SET TASK> Pick out every line of the entries below where "Руководитель" occurs, and copy those lines.

Stored items from a collection:
********

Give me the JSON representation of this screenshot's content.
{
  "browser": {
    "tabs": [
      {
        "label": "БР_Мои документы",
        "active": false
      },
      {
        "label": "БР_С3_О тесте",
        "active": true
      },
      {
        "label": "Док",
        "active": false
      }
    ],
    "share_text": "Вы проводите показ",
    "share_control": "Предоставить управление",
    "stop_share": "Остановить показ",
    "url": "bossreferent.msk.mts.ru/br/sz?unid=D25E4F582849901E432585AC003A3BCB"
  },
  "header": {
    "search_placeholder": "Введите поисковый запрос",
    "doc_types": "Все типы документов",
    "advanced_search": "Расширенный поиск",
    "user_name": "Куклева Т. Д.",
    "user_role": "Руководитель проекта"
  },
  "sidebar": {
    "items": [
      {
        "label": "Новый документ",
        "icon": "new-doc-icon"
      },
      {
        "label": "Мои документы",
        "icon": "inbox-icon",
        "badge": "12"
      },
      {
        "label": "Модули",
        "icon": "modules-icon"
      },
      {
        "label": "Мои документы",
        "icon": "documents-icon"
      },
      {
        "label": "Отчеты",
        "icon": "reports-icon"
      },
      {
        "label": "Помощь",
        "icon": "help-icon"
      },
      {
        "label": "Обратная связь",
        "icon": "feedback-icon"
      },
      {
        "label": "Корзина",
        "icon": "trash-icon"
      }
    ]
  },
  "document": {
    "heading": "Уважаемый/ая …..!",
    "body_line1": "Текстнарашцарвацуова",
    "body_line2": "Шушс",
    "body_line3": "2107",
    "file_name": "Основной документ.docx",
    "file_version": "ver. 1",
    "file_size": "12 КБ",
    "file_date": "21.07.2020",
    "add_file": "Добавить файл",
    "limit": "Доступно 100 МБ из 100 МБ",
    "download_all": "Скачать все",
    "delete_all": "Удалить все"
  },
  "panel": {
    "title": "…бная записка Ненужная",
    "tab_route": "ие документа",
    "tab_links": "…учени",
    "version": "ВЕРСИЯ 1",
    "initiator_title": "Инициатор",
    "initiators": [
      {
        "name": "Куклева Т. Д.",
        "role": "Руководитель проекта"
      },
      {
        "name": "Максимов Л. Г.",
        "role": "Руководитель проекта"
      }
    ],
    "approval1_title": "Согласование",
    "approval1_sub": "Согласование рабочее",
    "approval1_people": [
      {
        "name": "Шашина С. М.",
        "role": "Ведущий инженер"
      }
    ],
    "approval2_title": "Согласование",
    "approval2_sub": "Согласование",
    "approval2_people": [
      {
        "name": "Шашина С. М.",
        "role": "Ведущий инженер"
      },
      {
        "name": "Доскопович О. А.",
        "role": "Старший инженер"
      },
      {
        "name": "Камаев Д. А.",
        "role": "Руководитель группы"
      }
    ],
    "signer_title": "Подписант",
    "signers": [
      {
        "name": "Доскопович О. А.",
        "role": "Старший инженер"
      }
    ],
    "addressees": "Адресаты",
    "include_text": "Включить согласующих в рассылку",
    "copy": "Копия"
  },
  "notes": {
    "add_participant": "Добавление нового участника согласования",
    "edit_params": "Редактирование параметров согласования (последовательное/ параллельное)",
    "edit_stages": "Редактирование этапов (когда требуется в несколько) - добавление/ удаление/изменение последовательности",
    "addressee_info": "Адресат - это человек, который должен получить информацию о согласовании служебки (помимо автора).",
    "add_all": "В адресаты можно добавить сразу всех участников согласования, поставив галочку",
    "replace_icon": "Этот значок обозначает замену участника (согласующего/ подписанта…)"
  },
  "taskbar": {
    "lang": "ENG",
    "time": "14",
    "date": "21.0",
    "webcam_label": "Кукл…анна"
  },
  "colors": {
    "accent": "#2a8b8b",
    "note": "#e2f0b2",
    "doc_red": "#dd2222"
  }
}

********

SOLVED PROBLEM>
    "user_role": "Руководитель проекта"
        "role": "Руководитель проекта"
        "role": "Руководитель проекта"
        "role": "Руководитель группы"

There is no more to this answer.